▶ **WRITTEN PROBLEM**
Drop the images; return everything else in the listing below exactly.

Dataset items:

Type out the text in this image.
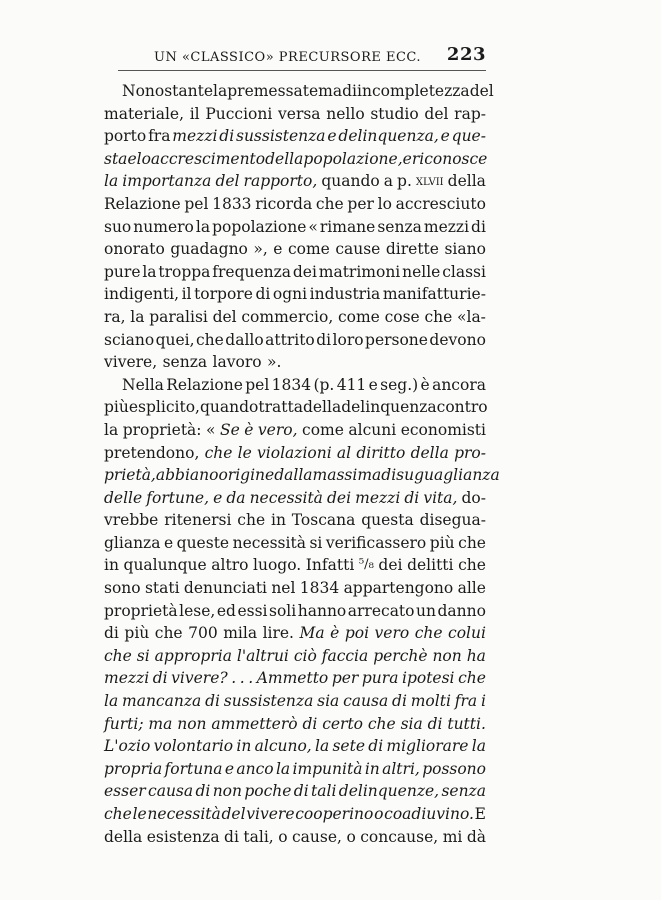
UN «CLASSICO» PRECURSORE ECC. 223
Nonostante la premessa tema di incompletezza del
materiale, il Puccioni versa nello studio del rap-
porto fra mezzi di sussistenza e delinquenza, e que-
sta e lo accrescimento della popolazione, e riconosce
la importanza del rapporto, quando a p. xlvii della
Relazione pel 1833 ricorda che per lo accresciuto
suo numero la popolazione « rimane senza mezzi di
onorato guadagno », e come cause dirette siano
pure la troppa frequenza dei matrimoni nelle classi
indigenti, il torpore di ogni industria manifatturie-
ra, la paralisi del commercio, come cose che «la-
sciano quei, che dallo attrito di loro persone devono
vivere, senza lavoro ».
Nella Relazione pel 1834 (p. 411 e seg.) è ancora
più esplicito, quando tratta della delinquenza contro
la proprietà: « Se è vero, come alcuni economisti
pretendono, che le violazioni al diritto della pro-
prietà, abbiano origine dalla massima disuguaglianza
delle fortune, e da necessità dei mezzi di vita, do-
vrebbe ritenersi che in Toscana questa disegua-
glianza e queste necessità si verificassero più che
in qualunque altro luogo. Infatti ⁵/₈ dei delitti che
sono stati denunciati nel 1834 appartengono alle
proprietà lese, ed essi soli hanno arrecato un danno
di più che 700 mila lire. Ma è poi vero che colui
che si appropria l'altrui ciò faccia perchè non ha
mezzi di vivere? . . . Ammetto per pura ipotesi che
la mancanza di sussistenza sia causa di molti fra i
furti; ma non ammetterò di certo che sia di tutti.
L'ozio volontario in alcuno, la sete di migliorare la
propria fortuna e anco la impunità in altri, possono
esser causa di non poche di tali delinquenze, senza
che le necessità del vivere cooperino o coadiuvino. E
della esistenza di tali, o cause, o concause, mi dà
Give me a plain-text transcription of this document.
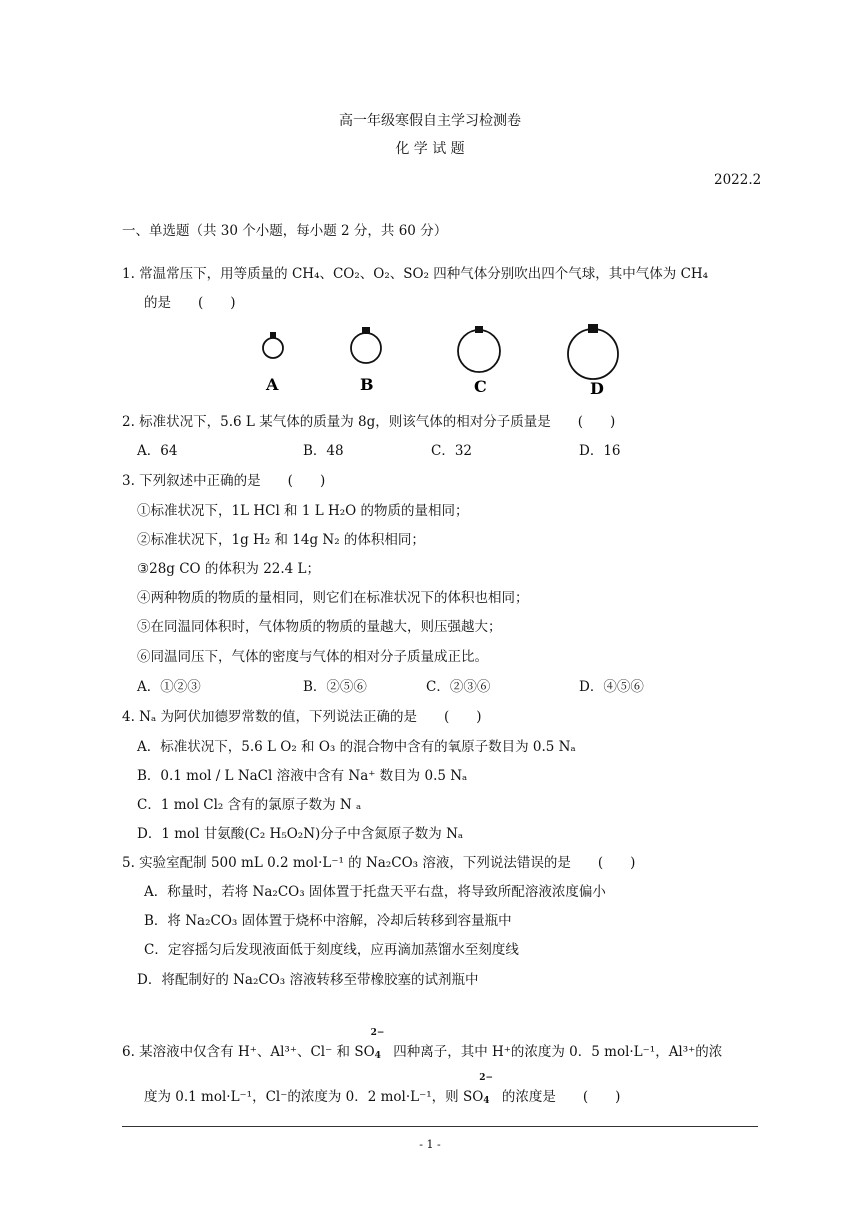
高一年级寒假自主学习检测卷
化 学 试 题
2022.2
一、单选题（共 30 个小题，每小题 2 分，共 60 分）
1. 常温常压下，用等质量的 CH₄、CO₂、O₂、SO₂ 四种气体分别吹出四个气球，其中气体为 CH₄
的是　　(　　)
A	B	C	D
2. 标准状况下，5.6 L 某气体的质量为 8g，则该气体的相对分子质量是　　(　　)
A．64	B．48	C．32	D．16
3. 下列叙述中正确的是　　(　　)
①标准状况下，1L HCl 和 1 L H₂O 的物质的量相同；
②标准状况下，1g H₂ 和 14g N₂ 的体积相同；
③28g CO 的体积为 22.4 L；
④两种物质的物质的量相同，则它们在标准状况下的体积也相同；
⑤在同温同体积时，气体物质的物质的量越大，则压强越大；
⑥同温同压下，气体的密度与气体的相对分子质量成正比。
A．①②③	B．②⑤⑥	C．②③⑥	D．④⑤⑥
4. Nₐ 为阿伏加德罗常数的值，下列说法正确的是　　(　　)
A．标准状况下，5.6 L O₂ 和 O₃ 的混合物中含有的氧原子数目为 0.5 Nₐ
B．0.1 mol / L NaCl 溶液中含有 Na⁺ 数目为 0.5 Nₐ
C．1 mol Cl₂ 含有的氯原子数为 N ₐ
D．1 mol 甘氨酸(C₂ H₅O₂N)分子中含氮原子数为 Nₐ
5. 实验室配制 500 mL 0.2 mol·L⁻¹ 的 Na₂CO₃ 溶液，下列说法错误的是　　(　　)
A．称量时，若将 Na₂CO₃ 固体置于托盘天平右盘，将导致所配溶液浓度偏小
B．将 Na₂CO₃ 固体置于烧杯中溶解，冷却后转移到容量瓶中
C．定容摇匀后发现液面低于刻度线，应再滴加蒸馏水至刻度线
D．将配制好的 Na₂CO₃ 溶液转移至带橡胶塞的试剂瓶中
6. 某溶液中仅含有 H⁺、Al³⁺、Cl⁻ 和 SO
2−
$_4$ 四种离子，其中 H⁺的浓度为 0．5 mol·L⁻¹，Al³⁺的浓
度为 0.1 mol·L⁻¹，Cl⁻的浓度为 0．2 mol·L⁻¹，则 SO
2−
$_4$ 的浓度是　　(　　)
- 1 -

▶ **FULL ANSWER**
Type out the text in this image.
UN «CLASSICO» PRECURSORE ECC. 223
Nonostante la premessa tema di incompletezza del
materiale, il Puccioni versa nello studio del rap-
porto fra mezzi di sussistenza e delinquenza, e que-
sta e lo accrescimento della popolazione, e riconosce
la importanza del rapporto, quando a p. xlvii della
Relazione pel 1833 ricorda che per lo accresciuto
suo numero la popolazione « rimane senza mezzi di
onorato guadagno », e come cause dirette siano
pure la troppa frequenza dei matrimoni nelle classi
indigenti, il torpore di ogni industria manifatturie-
ra, la paralisi del commercio, come cose che «la-
sciano quei, che dallo attrito di loro persone devono
vivere, senza lavoro ».
Nella Relazione pel 1834 (p. 411 e seg.) è ancora
più esplicito, quando tratta della delinquenza contro
la proprietà: « Se è vero, come alcuni economisti
pretendono, che le violazioni al diritto della pro-
prietà, abbiano origine dalla massima disuguaglianza
delle fortune, e da necessità dei mezzi di vita, do-
vrebbe ritenersi che in Toscana questa disegua-
glianza e queste necessità si verificassero più che
in qualunque altro luogo. Infatti ⁵/₈ dei delitti che
sono stati denunciati nel 1834 appartengono alle
proprietà lese, ed essi soli hanno arrecato un danno
di più che 700 mila lire. Ma è poi vero che colui
che si appropria l'altrui ciò faccia perchè non ha
mezzi di vivere? . . . Ammetto per pura ipotesi che
la mancanza di sussistenza sia causa di molti fra i
furti; ma non ammetterò di certo che sia di tutti.
L'ozio volontario in alcuno, la sete di migliorare la
propria fortuna e anco la impunità in altri, possono
esser causa di non poche di tali delinquenze, senza
che le necessità del vivere cooperino o coadiuvino. E
della esistenza di tali, o cause, o concause, mi dà
Give me a plain-text transcription of this document.
高一年级寒假自主学习检测卷
化 学 试 题
2022.2
一、单选题（共 30 个小题，每小题 2 分，共 60 分）
1. 常温常压下，用等质量的 CH₄、CO₂、O₂、SO₂ 四种气体分别吹出四个气球，其中气体为 CH₄
的是　　(　　)
A	B	C	D
2. 标准状况下，5.6 L 某气体的质量为 8g，则该气体的相对分子质量是　　(　　)
A．64	B．48	C．32	D．16
3. 下列叙述中正确的是　　(　　)
①标准状况下，1L HCl 和 1 L H₂O 的物质的量相同；
②标准状况下，1g H₂ 和 14g N₂ 的体积相同；
③28g CO 的体积为 22.4 L；
④两种物质的物质的量相同，则它们在标准状况下的体积也相同；
⑤在同温同体积时，气体物质的物质的量越大，则压强越大；
⑥同温同压下，气体的密度与气体的相对分子质量成正比。
A．①②③	B．②⑤⑥	C．②③⑥	D．④⑤⑥
4. Nₐ 为阿伏加德罗常数的值，下列说法正确的是　　(　　)
A．标准状况下，5.6 L O₂ 和 O₃ 的混合物中含有的氧原子数目为 0.5 Nₐ
B．0.1 mol / L NaCl 溶液中含有 Na⁺ 数目为 0.5 Nₐ
C．1 mol Cl₂ 含有的氯原子数为 N ₐ
D．1 mol 甘氨酸(C₂ H₅O₂N)分子中含氮原子数为 Nₐ
5. 实验室配制 500 mL 0.2 mol·L⁻¹ 的 Na₂CO₃ 溶液，下列说法错误的是　　(　　)
A．称量时，若将 Na₂CO₃ 固体置于托盘天平右盘，将导致所配溶液浓度偏小
B．将 Na₂CO₃ 固体置于烧杯中溶解，冷却后转移到容量瓶中
C．定容摇匀后发现液面低于刻度线，应再滴加蒸馏水至刻度线
D．将配制好的 Na₂CO₃ 溶液转移至带橡胶塞的试剂瓶中
6. 某溶液中仅含有 H⁺、Al³⁺、Cl⁻ 和 SO
2−
$_4$ 四种离子，其中 H⁺的浓度为 0．5 mol·L⁻¹，Al³⁺的浓
度为 0.1 mol·L⁻¹，Cl⁻的浓度为 0．2 mol·L⁻¹，则 SO
2−
$_4$ 的浓度是　　(　　)
- 1 -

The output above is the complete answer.